Dataset records on visual material
- - -
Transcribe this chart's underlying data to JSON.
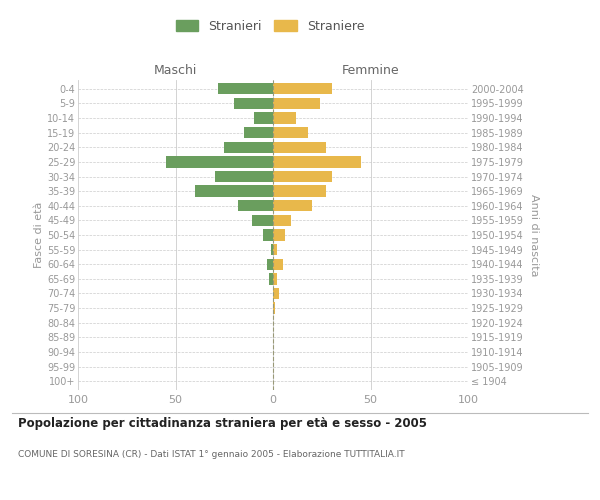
{
  "age_groups": [
    "100+",
    "95-99",
    "90-94",
    "85-89",
    "80-84",
    "75-79",
    "70-74",
    "65-69",
    "60-64",
    "55-59",
    "50-54",
    "45-49",
    "40-44",
    "35-39",
    "30-34",
    "25-29",
    "20-24",
    "15-19",
    "10-14",
    "5-9",
    "0-4"
  ],
  "birth_years": [
    "≤ 1904",
    "1905-1909",
    "1910-1914",
    "1915-1919",
    "1920-1924",
    "1925-1929",
    "1930-1934",
    "1935-1939",
    "1940-1944",
    "1945-1949",
    "1950-1954",
    "1955-1959",
    "1960-1964",
    "1965-1969",
    "1970-1974",
    "1975-1979",
    "1980-1984",
    "1985-1989",
    "1990-1994",
    "1995-1999",
    "2000-2004"
  ],
  "maschi": [
    0,
    0,
    0,
    0,
    0,
    0,
    0,
    2,
    3,
    1,
    5,
    11,
    18,
    40,
    30,
    55,
    25,
    15,
    10,
    20,
    28
  ],
  "femmine": [
    0,
    0,
    0,
    0,
    0,
    1,
    3,
    2,
    5,
    2,
    6,
    9,
    20,
    27,
    30,
    45,
    27,
    18,
    12,
    24,
    30
  ],
  "color_maschi": "#6a9e5e",
  "color_femmine": "#e8b84b",
  "title": "Popolazione per cittadinanza straniera per età e sesso - 2005",
  "subtitle": "COMUNE DI SORESINA (CR) - Dati ISTAT 1° gennaio 2005 - Elaborazione TUTTITALIA.IT",
  "ylabel_left": "Fasce di età",
  "ylabel_right": "Anni di nascita",
  "xlabel_left": "Maschi",
  "xlabel_right": "Femmine",
  "legend_stranieri": "Stranieri",
  "legend_straniere": "Straniere",
  "xlim": 100,
  "background_color": "#ffffff",
  "grid_color": "#cccccc"
}
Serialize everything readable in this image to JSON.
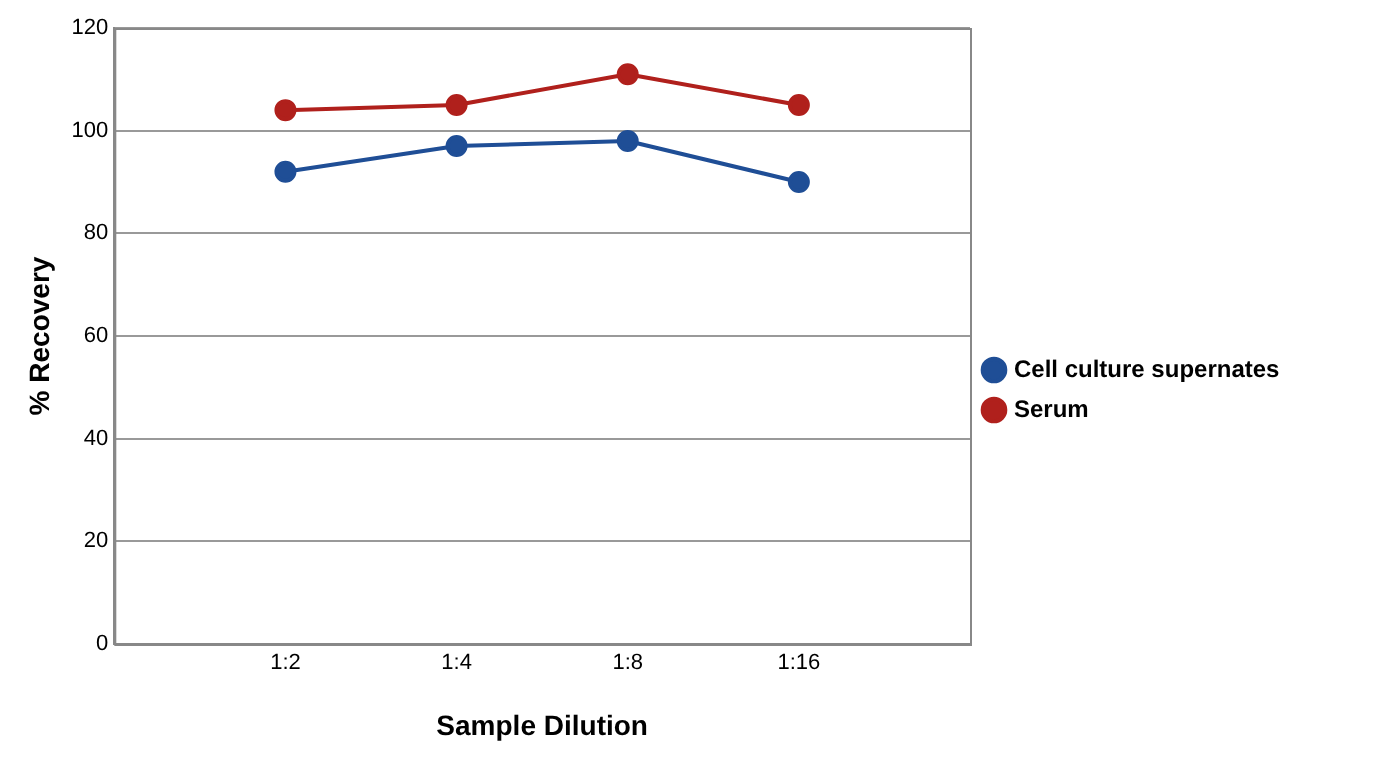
{
  "chart_data": {
    "type": "line",
    "xlabel": "Sample Dilution",
    "ylabel": "% Recovery",
    "categories": [
      "1:2",
      "1:4",
      "1:8",
      "1:16"
    ],
    "series": [
      {
        "name": "Cell culture supernates",
        "color": "#1f4e96",
        "values": [
          92,
          97,
          98,
          90
        ]
      },
      {
        "name": "Serum",
        "color": "#b0201c",
        "values": [
          104,
          105,
          111,
          105
        ]
      }
    ],
    "ylim": [
      0,
      120
    ],
    "yticks": [
      0,
      20,
      40,
      60,
      80,
      100,
      120
    ],
    "grid": "y",
    "legend": "right",
    "marker": "circle",
    "line_style": "solid"
  }
}
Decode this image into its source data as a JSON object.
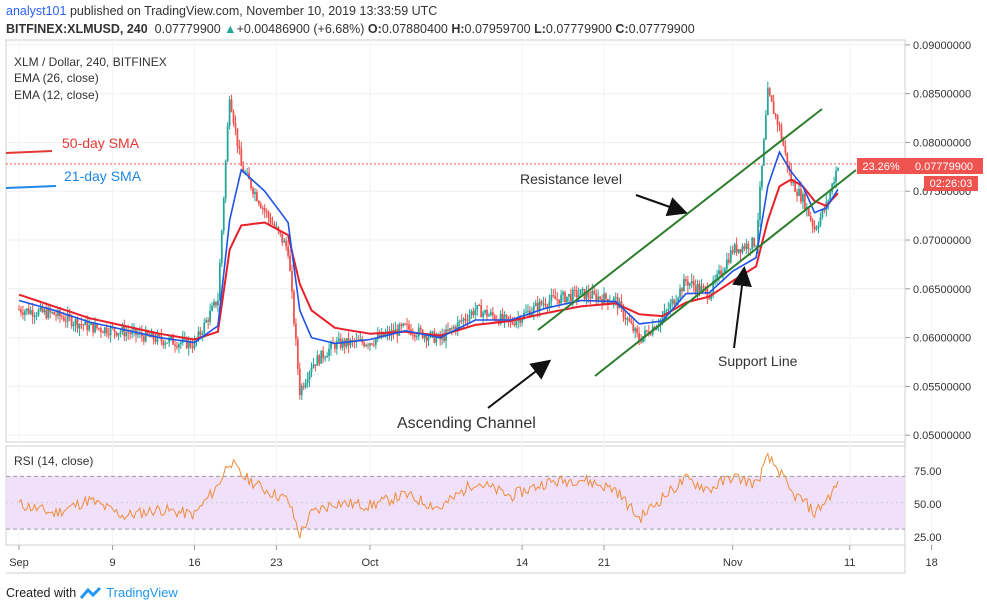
{
  "header": {
    "author": "analyst101",
    "published": "published on TradingView.com, November 10, 2019 13:33:59 UTC",
    "symbol": "BITFINEX:XLMUSD, 240",
    "last": "0.07779900",
    "change": "+0.00486900 (+6.68%)",
    "o_label": "O:",
    "o": "0.07880400",
    "h_label": "H:",
    "h": "0.07959700",
    "l_label": "L:",
    "l": "0.07779900",
    "c_label": "C:",
    "c": "0.07779900"
  },
  "legend": {
    "title": "XLM / Dollar, 240, BITFINEX",
    "ema1": "EMA (26, close)",
    "ema2": "EMA (12, close)"
  },
  "annotations": {
    "sma50": "50-day SMA",
    "sma21": "21-day SMA",
    "resistance": "Resistance level",
    "support": "Support Line",
    "channel": "Ascending Channel"
  },
  "price_tag": {
    "percent": "23.26%",
    "price": "0.07779900",
    "timer": "02:26:03"
  },
  "rsi": {
    "label": "RSI (14, close)",
    "ticks": [
      "75.00",
      "50.00",
      "25.00"
    ],
    "upper": 70,
    "lower": 30
  },
  "footer": {
    "created_with": "Created with",
    "brand": "TradingView"
  },
  "colors": {
    "up": "#26a69a",
    "down": "#ef5350",
    "ema_red": "#e8202a",
    "ema_blue": "#1e53e5",
    "rsi_line": "#ef8d3b",
    "rsi_band": "#f0e0fa",
    "channel": "#2d7d2d",
    "sma50": "#e53935",
    "sma21": "#1e88e5"
  },
  "chart_data": {
    "type": "candlestick",
    "title": "XLM / Dollar, 240, BITFINEX",
    "y_ticks": [
      "0.09000000",
      "0.08500000",
      "0.08000000",
      "0.07500000",
      "0.07000000",
      "0.06500000",
      "0.06000000",
      "0.05500000",
      "0.05000000"
    ],
    "ylim": [
      0.0493,
      0.0905
    ],
    "x_ticks": [
      "Sep",
      "9",
      "16",
      "23",
      "Oct",
      "14",
      "21",
      "Nov",
      "11",
      "18"
    ],
    "x": [
      "Sep 1",
      "Sep 4",
      "Sep 7",
      "Sep 10",
      "Sep 13",
      "Sep 16",
      "Sep 18",
      "Sep 19",
      "Sep 20",
      "Sep 22",
      "Sep 24",
      "Sep 25",
      "Sep 26",
      "Sep 28",
      "Oct 1",
      "Oct 4",
      "Oct 7",
      "Oct 10",
      "Oct 13",
      "Oct 16",
      "Oct 19",
      "Oct 22",
      "Oct 24",
      "Oct 26",
      "Oct 28",
      "Oct 30",
      "Nov 1",
      "Nov 3",
      "Nov 4",
      "Nov 5",
      "Nov 6",
      "Nov 7",
      "Nov 8",
      "Nov 9",
      "Nov 10"
    ],
    "close": [
      0.0629,
      0.0624,
      0.0611,
      0.0606,
      0.0598,
      0.0593,
      0.064,
      0.085,
      0.0775,
      0.073,
      0.069,
      0.0545,
      0.0572,
      0.0593,
      0.0596,
      0.061,
      0.0598,
      0.0629,
      0.0615,
      0.0637,
      0.0645,
      0.0638,
      0.0598,
      0.062,
      0.0658,
      0.0645,
      0.069,
      0.0698,
      0.085,
      0.0815,
      0.076,
      0.0742,
      0.0712,
      0.0735,
      0.0778
    ],
    "ema_26": [
      0.0644,
      0.0632,
      0.062,
      0.0612,
      0.0604,
      0.0598,
      0.0606,
      0.069,
      0.0715,
      0.0718,
      0.0705,
      0.0655,
      0.0628,
      0.061,
      0.0604,
      0.0606,
      0.0602,
      0.0613,
      0.0617,
      0.0625,
      0.0632,
      0.0635,
      0.0624,
      0.0622,
      0.0636,
      0.0642,
      0.0658,
      0.0673,
      0.072,
      0.0755,
      0.0762,
      0.0755,
      0.074,
      0.0735,
      0.0748
    ],
    "ema_12": [
      0.0638,
      0.0628,
      0.0616,
      0.0608,
      0.06,
      0.0595,
      0.0612,
      0.072,
      0.0772,
      0.075,
      0.0718,
      0.0628,
      0.06,
      0.0594,
      0.0598,
      0.0607,
      0.06,
      0.0618,
      0.0618,
      0.063,
      0.0638,
      0.0637,
      0.0614,
      0.0617,
      0.0645,
      0.0646,
      0.0668,
      0.0682,
      0.0755,
      0.079,
      0.077,
      0.0755,
      0.0728,
      0.0733,
      0.0752
    ],
    "rsi_x": [
      "Sep 1",
      "Sep 4",
      "Sep 7",
      "Sep 10",
      "Sep 13",
      "Sep 16",
      "Sep 18",
      "Sep 19",
      "Sep 20",
      "Sep 22",
      "Sep 24",
      "Sep 25",
      "Sep 26",
      "Sep 28",
      "Oct 1",
      "Oct 4",
      "Oct 7",
      "Oct 10",
      "Oct 13",
      "Oct 16",
      "Oct 19",
      "Oct 22",
      "Oct 24",
      "Oct 26",
      "Oct 28",
      "Oct 30",
      "Nov 1",
      "Nov 3",
      "Nov 4",
      "Nov 5",
      "Nov 6",
      "Nov 7",
      "Nov 8",
      "Nov 9",
      "Nov 10"
    ],
    "rsi_values": [
      49,
      42,
      52,
      40,
      45,
      41,
      63,
      82,
      71,
      60,
      52,
      26,
      42,
      50,
      48,
      56,
      46,
      66,
      55,
      65,
      68,
      60,
      38,
      54,
      68,
      60,
      70,
      64,
      84,
      74,
      57,
      52,
      42,
      52,
      64
    ],
    "rsi_ylim": [
      18,
      93
    ]
  }
}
- - -
Check each line of the records for the word "channel", and show the lines that contain it.

Task answer -
    "channel": "Ascending Channel"
    "channel": "#2d7d2d",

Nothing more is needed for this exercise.